* _Given instruction_
Repeat every line exactly, keeping the pictures out of the copy.

(Records that describe figures)
________________________________________

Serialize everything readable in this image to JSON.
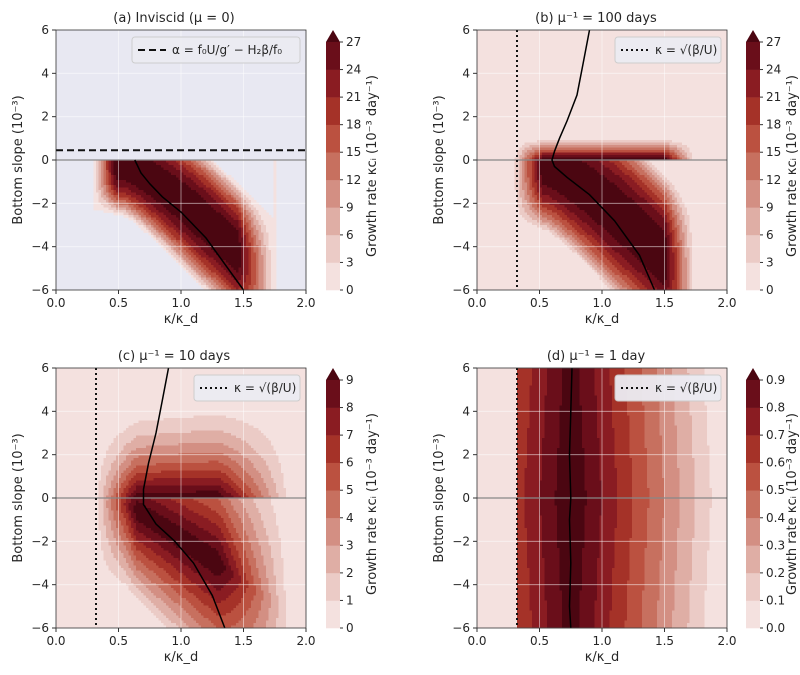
{
  "chart_data": [
    {
      "type": "heatmap",
      "panel": "a",
      "title": "(a) Inviscid (μ = 0)",
      "xlabel": "κ/κ_d",
      "ylabel": "Bottom slope (10⁻³)",
      "xlim": [
        0,
        2
      ],
      "ylim": [
        -6,
        6
      ],
      "xticks": [
        "0.0",
        "0.5",
        "1.0",
        "1.5",
        "2.0"
      ],
      "yticks": [
        "−6",
        "−4",
        "−2",
        "0",
        "2",
        "4",
        "6"
      ],
      "colorbar": {
        "label": "Growth rate κcᵢ (10⁻³ day⁻¹)",
        "ticks": [
          "0",
          "3",
          "6",
          "9",
          "12",
          "15",
          "18",
          "21",
          "24",
          "27"
        ],
        "max": 27
      },
      "legend": {
        "style": "dashed",
        "label": "α = f₀U/g′ − H₂β/f₀",
        "position": "top-right"
      },
      "dashed_line_y": 0.45,
      "max_growth_curve": {
        "x": [
          0.63,
          0.68,
          0.75,
          0.85,
          1.0,
          1.2,
          1.4,
          1.5
        ],
        "y": [
          0.0,
          -0.6,
          -1.1,
          -1.7,
          -2.4,
          -3.6,
          -5.2,
          -6.0
        ]
      }
    },
    {
      "type": "heatmap",
      "panel": "b",
      "title": "(b) μ⁻¹ = 100 days",
      "xlabel": "κ/κ_d",
      "ylabel": "Bottom slope (10⁻³)",
      "xlim": [
        0,
        2
      ],
      "ylim": [
        -6,
        6
      ],
      "xticks": [
        "0.0",
        "0.5",
        "1.0",
        "1.5",
        "2.0"
      ],
      "yticks": [
        "−6",
        "−4",
        "−2",
        "0",
        "2",
        "4",
        "6"
      ],
      "colorbar": {
        "label": "Growth rate κcᵢ (10⁻³ day⁻¹)",
        "ticks": [
          "0",
          "3",
          "6",
          "9",
          "12",
          "15",
          "18",
          "21",
          "24",
          "27"
        ],
        "max": 27
      },
      "legend": {
        "style": "dotted",
        "label": "κ = √(β/U)",
        "position": "top-right"
      },
      "dotted_line_x": 0.32,
      "max_growth_curve": {
        "x": [
          0.9,
          0.85,
          0.8,
          0.72,
          0.66,
          0.62,
          0.6,
          0.62,
          0.72,
          0.9,
          1.1,
          1.3,
          1.42
        ],
        "y": [
          6.0,
          4.5,
          3.0,
          1.8,
          1.0,
          0.4,
          0.0,
          -0.3,
          -0.8,
          -1.6,
          -2.8,
          -4.4,
          -6.0
        ]
      }
    },
    {
      "type": "heatmap",
      "panel": "c",
      "title": "(c) μ⁻¹ = 10 days",
      "xlabel": "κ/κ_d",
      "ylabel": "Bottom slope (10⁻³)",
      "xlim": [
        0,
        2
      ],
      "ylim": [
        -6,
        6
      ],
      "xticks": [
        "0.0",
        "0.5",
        "1.0",
        "1.5",
        "2.0"
      ],
      "yticks": [
        "−6",
        "−4",
        "−2",
        "0",
        "2",
        "4",
        "6"
      ],
      "colorbar": {
        "label": "Growth rate κcᵢ (10⁻³ day⁻¹)",
        "ticks": [
          "0",
          "1",
          "2",
          "3",
          "4",
          "5",
          "6",
          "7",
          "8",
          "9"
        ],
        "max": 9
      },
      "legend": {
        "style": "dotted",
        "label": "κ = √(β/U)",
        "position": "top-right"
      },
      "dotted_line_x": 0.32,
      "max_growth_curve": {
        "x": [
          0.9,
          0.85,
          0.8,
          0.74,
          0.7,
          0.7,
          0.8,
          0.95,
          1.1,
          1.25,
          1.35
        ],
        "y": [
          6.0,
          4.5,
          3.0,
          1.6,
          0.4,
          -0.3,
          -1.2,
          -2.0,
          -3.0,
          -4.5,
          -6.0
        ]
      }
    },
    {
      "type": "heatmap",
      "panel": "d",
      "title": "(d) μ⁻¹ = 1 day",
      "xlabel": "κ/κ_d",
      "ylabel": "Bottom slope (10⁻³)",
      "xlim": [
        0,
        2
      ],
      "ylim": [
        -6,
        6
      ],
      "xticks": [
        "0.0",
        "0.5",
        "1.0",
        "1.5",
        "2.0"
      ],
      "yticks": [
        "−6",
        "−4",
        "−2",
        "0",
        "2",
        "4",
        "6"
      ],
      "colorbar": {
        "label": "Growth rate κcᵢ (10⁻³ day⁻¹)",
        "ticks": [
          "0.0",
          "0.1",
          "0.2",
          "0.3",
          "0.4",
          "0.5",
          "0.6",
          "0.7",
          "0.8",
          "0.9"
        ],
        "max": 0.9
      },
      "legend": {
        "style": "dotted",
        "label": "κ = √(β/U)",
        "position": "top-right"
      },
      "dotted_line_x": 0.32,
      "max_growth_curve": {
        "x": [
          0.76,
          0.75,
          0.74,
          0.75,
          0.74,
          0.75,
          0.74,
          0.75
        ],
        "y": [
          6.0,
          4.0,
          2.0,
          0.0,
          -1.0,
          -3.0,
          -5.0,
          -6.0
        ]
      }
    }
  ],
  "colors": {
    "bg": "#e8e8f2",
    "levels": [
      "#f4e1df",
      "#ebcbc6",
      "#dfaea5",
      "#d38f83",
      "#c7705f",
      "#bb5140",
      "#a53228",
      "#8a1c22",
      "#6a0e1a",
      "#4b0611"
    ],
    "grid": "#ffffff",
    "zero_line": "#888888"
  }
}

________________________________________

* _Reply_
Serialize everything readable in this image to JSON.
{
  "chart_data": [
    {
      "type": "heatmap",
      "panel": "a",
      "title": "(a) Inviscid (μ = 0)",
      "xlabel": "κ/κ_d",
      "ylabel": "Bottom slope (10⁻³)",
      "xlim": [
        0,
        2
      ],
      "ylim": [
        -6,
        6
      ],
      "xticks": [
        "0.0",
        "0.5",
        "1.0",
        "1.5",
        "2.0"
      ],
      "yticks": [
        "−6",
        "−4",
        "−2",
        "0",
        "2",
        "4",
        "6"
      ],
      "colorbar": {
        "label": "Growth rate κcᵢ (10⁻³ day⁻¹)",
        "ticks": [
          "0",
          "3",
          "6",
          "9",
          "12",
          "15",
          "18",
          "21",
          "24",
          "27"
        ],
        "max": 27
      },
      "legend": {
        "style": "dashed",
        "label": "α = f₀U/g′ − H₂β/f₀",
        "position": "top-right"
      },
      "dashed_line_y": 0.45,
      "max_growth_curve": {
        "x": [
          0.63,
          0.68,
          0.75,
          0.85,
          1.0,
          1.2,
          1.4,
          1.5
        ],
        "y": [
          0.0,
          -0.6,
          -1.1,
          -1.7,
          -2.4,
          -3.6,
          -5.2,
          -6.0
        ]
      }
    },
    {
      "type": "heatmap",
      "panel": "b",
      "title": "(b) μ⁻¹ = 100 days",
      "xlabel": "κ/κ_d",
      "ylabel": "Bottom slope (10⁻³)",
      "xlim": [
        0,
        2
      ],
      "ylim": [
        -6,
        6
      ],
      "xticks": [
        "0.0",
        "0.5",
        "1.0",
        "1.5",
        "2.0"
      ],
      "yticks": [
        "−6",
        "−4",
        "−2",
        "0",
        "2",
        "4",
        "6"
      ],
      "colorbar": {
        "label": "Growth rate κcᵢ (10⁻³ day⁻¹)",
        "ticks": [
          "0",
          "3",
          "6",
          "9",
          "12",
          "15",
          "18",
          "21",
          "24",
          "27"
        ],
        "max": 27
      },
      "legend": {
        "style": "dotted",
        "label": "κ = √(β/U)",
        "position": "top-right"
      },
      "dotted_line_x": 0.32,
      "max_growth_curve": {
        "x": [
          0.9,
          0.85,
          0.8,
          0.72,
          0.66,
          0.62,
          0.6,
          0.62,
          0.72,
          0.9,
          1.1,
          1.3,
          1.42
        ],
        "y": [
          6.0,
          4.5,
          3.0,
          1.8,
          1.0,
          0.4,
          0.0,
          -0.3,
          -0.8,
          -1.6,
          -2.8,
          -4.4,
          -6.0
        ]
      }
    },
    {
      "type": "heatmap",
      "panel": "c",
      "title": "(c) μ⁻¹ = 10 days",
      "xlabel": "κ/κ_d",
      "ylabel": "Bottom slope (10⁻³)",
      "xlim": [
        0,
        2
      ],
      "ylim": [
        -6,
        6
      ],
      "xticks": [
        "0.0",
        "0.5",
        "1.0",
        "1.5",
        "2.0"
      ],
      "yticks": [
        "−6",
        "−4",
        "−2",
        "0",
        "2",
        "4",
        "6"
      ],
      "colorbar": {
        "label": "Growth rate κcᵢ (10⁻³ day⁻¹)",
        "ticks": [
          "0",
          "1",
          "2",
          "3",
          "4",
          "5",
          "6",
          "7",
          "8",
          "9"
        ],
        "max": 9
      },
      "legend": {
        "style": "dotted",
        "label": "κ = √(β/U)",
        "position": "top-right"
      },
      "dotted_line_x": 0.32,
      "max_growth_curve": {
        "x": [
          0.9,
          0.85,
          0.8,
          0.74,
          0.7,
          0.7,
          0.8,
          0.95,
          1.1,
          1.25,
          1.35
        ],
        "y": [
          6.0,
          4.5,
          3.0,
          1.6,
          0.4,
          -0.3,
          -1.2,
          -2.0,
          -3.0,
          -4.5,
          -6.0
        ]
      }
    },
    {
      "type": "heatmap",
      "panel": "d",
      "title": "(d) μ⁻¹ = 1 day",
      "xlabel": "κ/κ_d",
      "ylabel": "Bottom slope (10⁻³)",
      "xlim": [
        0,
        2
      ],
      "ylim": [
        -6,
        6
      ],
      "xticks": [
        "0.0",
        "0.5",
        "1.0",
        "1.5",
        "2.0"
      ],
      "yticks": [
        "−6",
        "−4",
        "−2",
        "0",
        "2",
        "4",
        "6"
      ],
      "colorbar": {
        "label": "Growth rate κcᵢ (10⁻³ day⁻¹)",
        "ticks": [
          "0.0",
          "0.1",
          "0.2",
          "0.3",
          "0.4",
          "0.5",
          "0.6",
          "0.7",
          "0.8",
          "0.9"
        ],
        "max": 0.9
      },
      "legend": {
        "style": "dotted",
        "label": "κ = √(β/U)",
        "position": "top-right"
      },
      "dotted_line_x": 0.32,
      "max_growth_curve": {
        "x": [
          0.76,
          0.75,
          0.74,
          0.75,
          0.74,
          0.75,
          0.74,
          0.75
        ],
        "y": [
          6.0,
          4.0,
          2.0,
          0.0,
          -1.0,
          -3.0,
          -5.0,
          -6.0
        ]
      }
    }
  ],
  "colors": {
    "bg": "#e8e8f2",
    "levels": [
      "#f4e1df",
      "#ebcbc6",
      "#dfaea5",
      "#d38f83",
      "#c7705f",
      "#bb5140",
      "#a53228",
      "#8a1c22",
      "#6a0e1a",
      "#4b0611"
    ],
    "grid": "#ffffff",
    "zero_line": "#888888"
  }
}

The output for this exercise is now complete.